**DATA FOR PROCESSING**
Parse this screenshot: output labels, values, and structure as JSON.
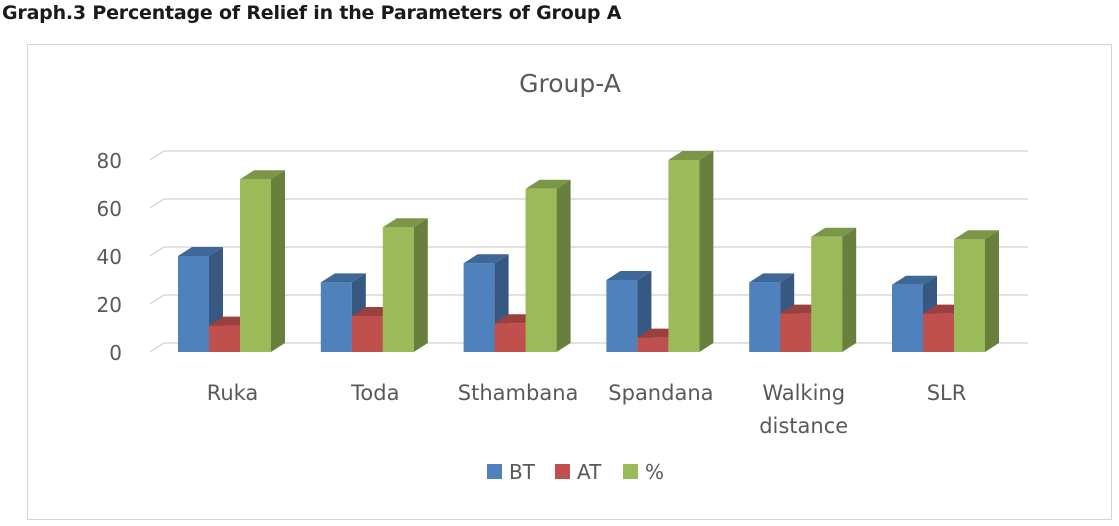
{
  "caption": "Graph.3 Percentage of Relief in the Parameters of Group A",
  "chart_data": {
    "type": "bar",
    "style": "3d-clustered-column",
    "title": "Group-A",
    "categories": [
      "Ruka",
      "Toda",
      "Sthambana",
      "Spandana",
      "Walking distance",
      "SLR"
    ],
    "series": [
      {
        "name": "BT",
        "color": "#4f81bd",
        "values": [
          40,
          29,
          37,
          30,
          29,
          28
        ]
      },
      {
        "name": "AT",
        "color": "#c0504d",
        "values": [
          11,
          15,
          12,
          6,
          16,
          16
        ]
      },
      {
        "name": "%",
        "color": "#9bbb59",
        "values": [
          72,
          52,
          68,
          80,
          48,
          47
        ]
      }
    ],
    "y_ticks": [
      0,
      20,
      40,
      60,
      80
    ],
    "ylim": [
      0,
      80
    ],
    "grid": true,
    "legend_position": "bottom"
  }
}
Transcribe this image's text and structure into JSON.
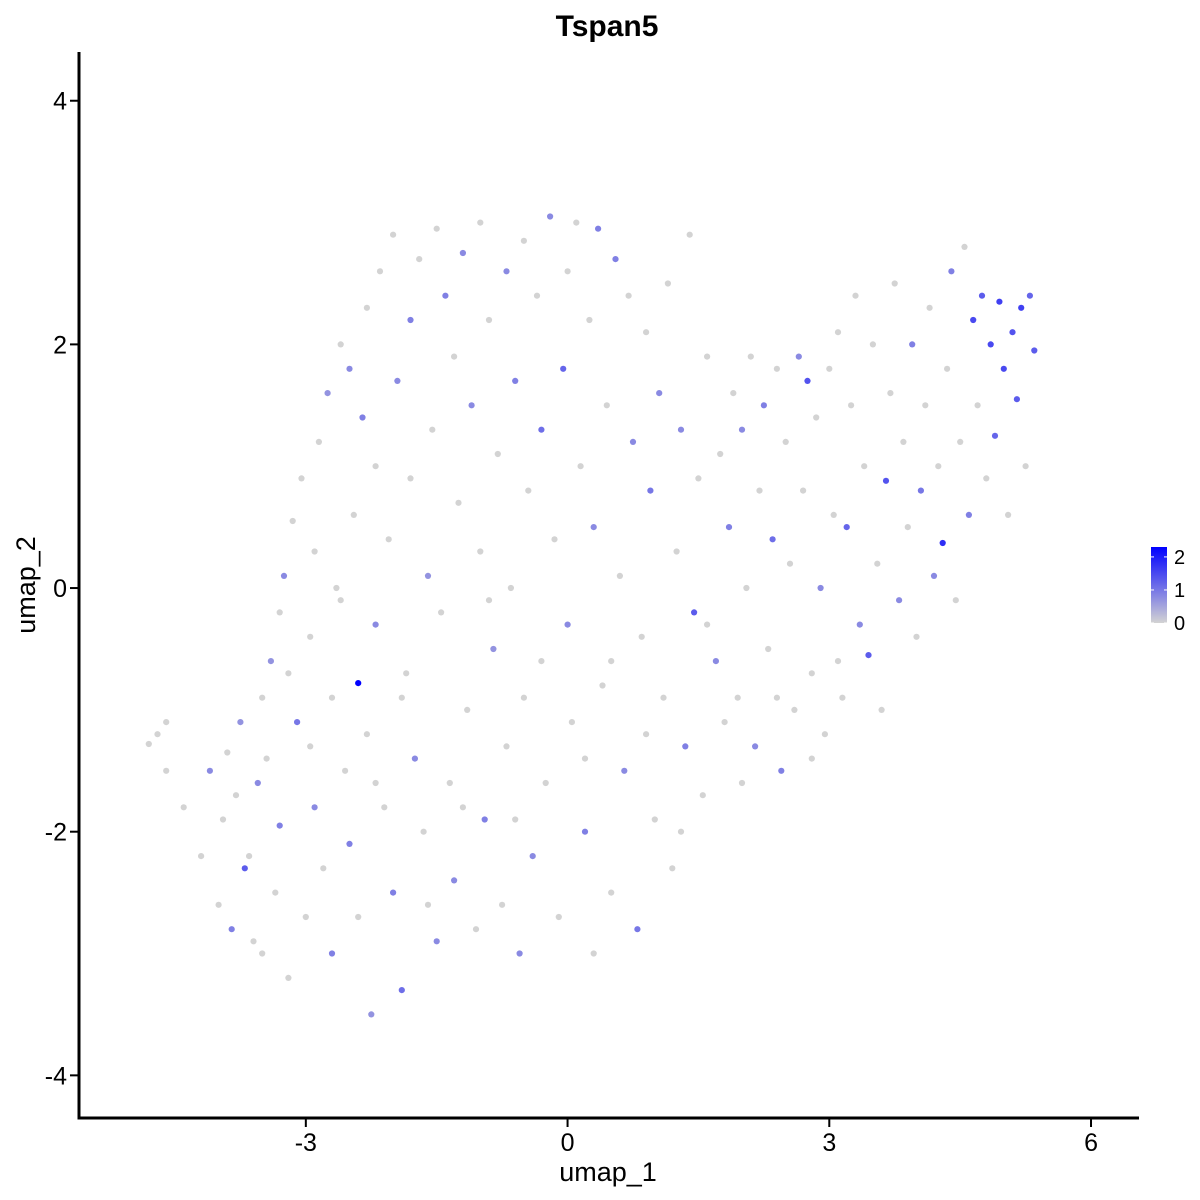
{
  "chart_data": {
    "type": "scatter",
    "title": "Tspan5",
    "xlabel": "umap_1",
    "ylabel": "umap_2",
    "xlim": [
      -5.6,
      6.55
    ],
    "ylim": [
      -4.35,
      4.4
    ],
    "x_ticks": [
      -3,
      0,
      3,
      6
    ],
    "x_tick_labels": [
      "-3",
      "0",
      "3",
      "6"
    ],
    "y_ticks": [
      -4,
      -2,
      0,
      2,
      4
    ],
    "y_tick_labels": [
      "-4",
      "-2",
      "0",
      "2",
      "4"
    ],
    "grid": false,
    "legend": {
      "position": "right",
      "type": "colorbar",
      "low_color": "#d3d3d3",
      "high_color": "#0000ff",
      "range": [
        0,
        2.3
      ],
      "ticks": [
        0,
        1,
        2
      ],
      "tick_labels": [
        "0",
        "1",
        "2"
      ]
    },
    "points": [
      [
        -4.8,
        -1.28,
        0
      ],
      [
        -4.7,
        -1.2,
        0
      ],
      [
        -4.6,
        -1.5,
        0
      ],
      [
        -4.6,
        -1.1,
        0
      ],
      [
        -4.4,
        -1.8,
        0
      ],
      [
        -4.2,
        -2.2,
        0
      ],
      [
        -4.1,
        -1.5,
        0.8
      ],
      [
        -4.0,
        -2.6,
        0
      ],
      [
        -3.95,
        -1.9,
        0
      ],
      [
        -3.9,
        -1.35,
        0
      ],
      [
        -3.85,
        -2.8,
        0.9
      ],
      [
        -3.8,
        -1.7,
        0
      ],
      [
        -3.75,
        -1.1,
        0.7
      ],
      [
        -3.7,
        -2.3,
        1.3
      ],
      [
        -3.65,
        -2.2,
        0
      ],
      [
        -3.6,
        -2.9,
        0
      ],
      [
        -3.55,
        -1.6,
        0.8
      ],
      [
        -3.5,
        -0.9,
        0
      ],
      [
        -3.5,
        -3.0,
        0
      ],
      [
        -3.45,
        -1.4,
        0
      ],
      [
        -3.4,
        -0.6,
        0.7
      ],
      [
        -3.35,
        -2.5,
        0
      ],
      [
        -3.3,
        -0.2,
        0
      ],
      [
        -3.3,
        -1.95,
        0.9
      ],
      [
        -3.25,
        0.1,
        0.8
      ],
      [
        -3.2,
        -3.2,
        0
      ],
      [
        -3.15,
        0.55,
        0
      ],
      [
        -3.1,
        -1.1,
        1.0
      ],
      [
        -3.05,
        0.9,
        0
      ],
      [
        -3.0,
        -2.7,
        0
      ],
      [
        -2.95,
        -0.4,
        0
      ],
      [
        -2.9,
        0.3,
        0
      ],
      [
        -2.9,
        -1.8,
        0.8
      ],
      [
        -2.85,
        1.2,
        0
      ],
      [
        -2.8,
        -2.3,
        0
      ],
      [
        -2.75,
        1.6,
        0.7
      ],
      [
        -2.7,
        -0.9,
        0
      ],
      [
        -2.7,
        -3.0,
        0.9
      ],
      [
        -2.65,
        0.0,
        0
      ],
      [
        -2.6,
        2.0,
        0
      ],
      [
        -2.55,
        -1.5,
        0
      ],
      [
        -2.5,
        1.8,
        0.8
      ],
      [
        -2.5,
        -2.1,
        0.9
      ],
      [
        -2.45,
        0.6,
        0
      ],
      [
        -2.4,
        -0.78,
        2.3
      ],
      [
        -2.4,
        -2.7,
        0
      ],
      [
        -2.35,
        1.4,
        0.9
      ],
      [
        -2.3,
        2.3,
        0
      ],
      [
        -2.3,
        -1.2,
        0
      ],
      [
        -2.25,
        -3.5,
        0.7
      ],
      [
        -2.2,
        1.0,
        0
      ],
      [
        -2.2,
        -0.3,
        0.8
      ],
      [
        -2.15,
        2.6,
        0
      ],
      [
        -2.1,
        -1.8,
        0
      ],
      [
        -2.05,
        0.4,
        0
      ],
      [
        -2.0,
        2.9,
        0
      ],
      [
        -2.0,
        -2.5,
        0.9
      ],
      [
        -1.95,
        1.7,
        0.8
      ],
      [
        -1.9,
        -3.3,
        1.1
      ],
      [
        -1.85,
        -0.7,
        0
      ],
      [
        -1.8,
        2.2,
        0.9
      ],
      [
        -1.8,
        0.9,
        0
      ],
      [
        -1.75,
        -1.4,
        0.8
      ],
      [
        -1.7,
        2.7,
        0
      ],
      [
        -1.65,
        -2.0,
        0
      ],
      [
        -1.6,
        0.1,
        0.7
      ],
      [
        -1.55,
        1.3,
        0
      ],
      [
        -1.5,
        -2.9,
        0.8
      ],
      [
        -1.5,
        2.95,
        0
      ],
      [
        -1.45,
        -0.2,
        0
      ],
      [
        -1.4,
        2.4,
        0.9
      ],
      [
        -1.35,
        -1.6,
        0
      ],
      [
        -1.3,
        1.9,
        0
      ],
      [
        -1.3,
        -2.4,
        0.8
      ],
      [
        -1.25,
        0.7,
        0
      ],
      [
        -1.2,
        2.75,
        0.8
      ],
      [
        -1.15,
        -1.0,
        0
      ],
      [
        -1.1,
        1.5,
        0.8
      ],
      [
        -1.05,
        -2.8,
        0
      ],
      [
        -1.0,
        0.3,
        0
      ],
      [
        -1.0,
        3.0,
        0
      ],
      [
        -0.95,
        -1.9,
        0.9
      ],
      [
        -0.9,
        2.2,
        0
      ],
      [
        -0.85,
        -0.5,
        0.7
      ],
      [
        -0.8,
        1.1,
        0
      ],
      [
        -0.75,
        -2.6,
        0
      ],
      [
        -0.7,
        2.6,
        0.8
      ],
      [
        -0.7,
        -1.3,
        0
      ],
      [
        -0.65,
        0.0,
        0
      ],
      [
        -0.6,
        1.7,
        0.9
      ],
      [
        -0.55,
        -3.0,
        0.8
      ],
      [
        -0.5,
        2.85,
        0
      ],
      [
        -0.5,
        -0.9,
        0
      ],
      [
        -0.45,
        0.8,
        0
      ],
      [
        -0.4,
        -2.2,
        0.8
      ],
      [
        -0.35,
        2.4,
        0
      ],
      [
        -0.3,
        1.3,
        1.1
      ],
      [
        -0.25,
        -1.6,
        0
      ],
      [
        -0.2,
        3.05,
        0.8
      ],
      [
        -0.15,
        0.4,
        0
      ],
      [
        -0.1,
        -2.7,
        0
      ],
      [
        -0.05,
        1.8,
        1.2
      ],
      [
        0.0,
        -0.3,
        0.8
      ],
      [
        0.0,
        2.6,
        0
      ],
      [
        0.05,
        -1.1,
        0
      ],
      [
        0.1,
        3.0,
        0
      ],
      [
        0.15,
        1.0,
        0
      ],
      [
        0.2,
        -2.0,
        0.9
      ],
      [
        0.25,
        2.2,
        0
      ],
      [
        0.3,
        -3.0,
        0
      ],
      [
        0.3,
        0.5,
        0.8
      ],
      [
        0.35,
        2.95,
        0.9
      ],
      [
        0.4,
        -0.8,
        0
      ],
      [
        0.45,
        1.5,
        0
      ],
      [
        0.5,
        -2.5,
        0
      ],
      [
        0.55,
        2.7,
        0.9
      ],
      [
        0.6,
        0.1,
        0
      ],
      [
        0.65,
        -1.5,
        0.8
      ],
      [
        0.7,
        2.4,
        0
      ],
      [
        0.75,
        1.2,
        0.8
      ],
      [
        0.8,
        -2.8,
        1.0
      ],
      [
        0.85,
        -0.4,
        0
      ],
      [
        0.9,
        2.1,
        0
      ],
      [
        0.95,
        0.8,
        1.0
      ],
      [
        1.0,
        -1.9,
        0
      ],
      [
        1.05,
        1.6,
        0.8
      ],
      [
        1.1,
        -0.9,
        0
      ],
      [
        1.15,
        2.5,
        0
      ],
      [
        1.2,
        -2.3,
        0
      ],
      [
        1.25,
        0.3,
        0
      ],
      [
        1.3,
        1.3,
        0.8
      ],
      [
        1.35,
        -1.3,
        0.9
      ],
      [
        1.4,
        2.9,
        0
      ],
      [
        1.45,
        -0.2,
        1.3
      ],
      [
        1.5,
        0.9,
        0
      ],
      [
        1.55,
        -1.7,
        0
      ],
      [
        1.6,
        1.9,
        0
      ],
      [
        1.7,
        -0.6,
        0.8
      ],
      [
        1.75,
        1.1,
        0
      ],
      [
        1.8,
        -1.1,
        0
      ],
      [
        1.85,
        0.5,
        0.9
      ],
      [
        1.9,
        1.6,
        0
      ],
      [
        1.95,
        -0.9,
        0
      ],
      [
        2.0,
        1.3,
        0.8
      ],
      [
        2.05,
        0.0,
        0
      ],
      [
        2.1,
        1.9,
        0
      ],
      [
        2.15,
        -1.3,
        0.8
      ],
      [
        2.2,
        0.8,
        0
      ],
      [
        2.25,
        1.5,
        0.9
      ],
      [
        2.3,
        -0.5,
        0
      ],
      [
        2.35,
        0.4,
        1.1
      ],
      [
        2.4,
        1.8,
        0
      ],
      [
        2.45,
        -1.5,
        0.9
      ],
      [
        2.5,
        1.2,
        0
      ],
      [
        2.55,
        0.2,
        0
      ],
      [
        2.6,
        -1.0,
        0
      ],
      [
        2.65,
        1.9,
        0.8
      ],
      [
        2.7,
        0.8,
        0
      ],
      [
        2.75,
        1.7,
        1.4
      ],
      [
        2.8,
        -0.7,
        0
      ],
      [
        2.85,
        1.4,
        0
      ],
      [
        2.9,
        0.0,
        0.8
      ],
      [
        2.95,
        -1.2,
        0
      ],
      [
        3.0,
        1.8,
        0
      ],
      [
        3.05,
        0.6,
        0
      ],
      [
        3.1,
        2.1,
        0
      ],
      [
        3.15,
        -0.9,
        0
      ],
      [
        3.2,
        0.5,
        1.2
      ],
      [
        3.25,
        1.5,
        0
      ],
      [
        3.3,
        2.4,
        0
      ],
      [
        3.35,
        -0.3,
        0.8
      ],
      [
        3.4,
        1.0,
        0
      ],
      [
        3.45,
        -0.55,
        1.3
      ],
      [
        3.5,
        2.0,
        0
      ],
      [
        3.55,
        0.2,
        0
      ],
      [
        3.6,
        -1.0,
        0
      ],
      [
        3.65,
        0.88,
        1.4
      ],
      [
        3.7,
        1.6,
        0
      ],
      [
        3.75,
        2.5,
        0
      ],
      [
        3.8,
        -0.1,
        0.8
      ],
      [
        3.85,
        1.2,
        0
      ],
      [
        3.9,
        0.5,
        0
      ],
      [
        3.95,
        2.0,
        0.9
      ],
      [
        4.0,
        -0.4,
        0
      ],
      [
        4.05,
        0.8,
        1.0
      ],
      [
        4.1,
        1.5,
        0
      ],
      [
        4.15,
        2.3,
        0
      ],
      [
        4.2,
        0.1,
        0.8
      ],
      [
        4.25,
        1.0,
        0
      ],
      [
        4.3,
        0.37,
        1.8
      ],
      [
        4.35,
        1.8,
        0
      ],
      [
        4.4,
        2.6,
        0.9
      ],
      [
        4.45,
        -0.1,
        0
      ],
      [
        4.5,
        1.2,
        0
      ],
      [
        4.55,
        2.8,
        0
      ],
      [
        4.6,
        0.6,
        0.9
      ],
      [
        4.65,
        2.2,
        1.5
      ],
      [
        4.7,
        1.5,
        0
      ],
      [
        4.75,
        2.4,
        1.3
      ],
      [
        4.8,
        0.9,
        0
      ],
      [
        4.85,
        2.0,
        1.5
      ],
      [
        4.9,
        1.25,
        1.2
      ],
      [
        4.95,
        2.35,
        1.6
      ],
      [
        5.0,
        1.8,
        1.5
      ],
      [
        5.05,
        0.6,
        0
      ],
      [
        5.1,
        2.1,
        1.4
      ],
      [
        5.15,
        1.55,
        1.3
      ],
      [
        5.2,
        2.3,
        1.6
      ],
      [
        5.25,
        1.0,
        0
      ],
      [
        5.3,
        2.4,
        1.2
      ],
      [
        5.35,
        1.95,
        1.3
      ],
      [
        -3.2,
        -0.7,
        0
      ],
      [
        -2.95,
        -1.3,
        0
      ],
      [
        -2.6,
        -0.1,
        0
      ],
      [
        -2.2,
        -1.6,
        0
      ],
      [
        -1.9,
        -0.9,
        0
      ],
      [
        -1.6,
        -2.6,
        0
      ],
      [
        -1.2,
        -1.8,
        0
      ],
      [
        -0.9,
        -0.1,
        0
      ],
      [
        -0.6,
        -1.9,
        0
      ],
      [
        -0.3,
        -0.6,
        0
      ],
      [
        0.2,
        -1.4,
        0
      ],
      [
        0.5,
        -0.6,
        0
      ],
      [
        0.9,
        -1.2,
        0
      ],
      [
        1.3,
        -2.0,
        0
      ],
      [
        1.6,
        -0.3,
        0
      ],
      [
        2.0,
        -1.6,
        0
      ],
      [
        2.4,
        -0.9,
        0
      ],
      [
        2.8,
        -1.4,
        0
      ],
      [
        3.1,
        -0.6,
        0
      ]
    ]
  }
}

**WHAT YOU HAVE TO DO**
Copy out each line that contains the word "this".

**RESPONSE**
Parse this screenshot: output labels, values, and structure as JSON.
Transcribe this image's text and structure into JSON.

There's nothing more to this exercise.